[Recorded data]
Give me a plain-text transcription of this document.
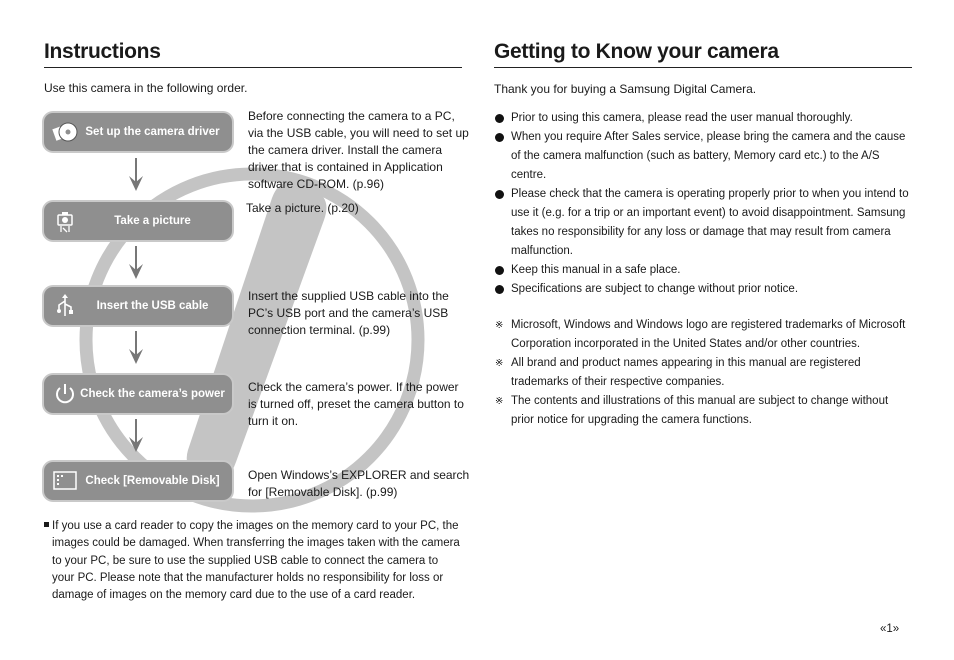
Instructions
Use this camera in the following order.
Set up the camera driver
Take a picture
Insert the USB cable
Check the camera’s power
Check [Removable Disk]
Before connecting the camera to a PC, via the USB cable, you will need to set up the camera driver. Install the camera driver that is contained in Application software CD-ROM. (p.96)
Take a picture. (p.20)
Insert the supplied USB cable into the PC’s USB port and the camera’s USB connection terminal. (p.99)
Check the camera’s power. If the power is turned off, preset the camera button to turn it on.
Open Windows’s EXPLORER and search for [Removable Disk]. (p.99)
If you use a card reader to copy the images on the memory card to your PC, the images could be damaged. When transferring the images taken with the camera to your PC, be sure to use the supplied USB cable to connect the camera to your PC. Please note that the manufacturer holds no responsibility for loss or damage of images on the memory card due to the use of a card reader.
Getting to Know your camera
Thank you for buying a Samsung Digital Camera.
Prior to using this camera, please read the user manual thoroughly.
When you require After Sales service, please bring the camera and the cause of the camera malfunction (such as battery, Memory card etc.) to the A/S centre.
Please check that the camera is operating properly prior to when you intend to use it (e.g. for a trip or an important event) to avoid disappointment. Samsung takes no responsibility for any loss or damage that may result from camera malfunction.
Keep this manual in a safe place.
Specifications are subject to change without prior notice.
※ Microsoft, Windows and Windows logo are registered trademarks of Microsoft Corporation incorporated in the United States and/or other countries.
※ All brand and product names appearing in this manual are registered trademarks of their respective companies.
※ The contents and illustrations of this manual are subject to change without prior notice for upgrading the camera functions.
«1»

▸ Aim of the task: Pull out every line above that holds the word "responsibility".

▸ Response to this exercise:
If you use a card reader to copy the images on the memory card to your PC, the images could be damaged. When transferring the images taken with the camera to your PC, be sure to use the supplied USB cable to connect the camera to your PC. Please note that the manufacturer holds no responsibility for loss or damage of images on the memory card due to the use of a card reader.
Please check that the camera is operating properly prior to when you intend to use it (e.g. for a trip or an important event) to avoid disappointment. Samsung takes no responsibility for any loss or damage that may result from camera malfunction.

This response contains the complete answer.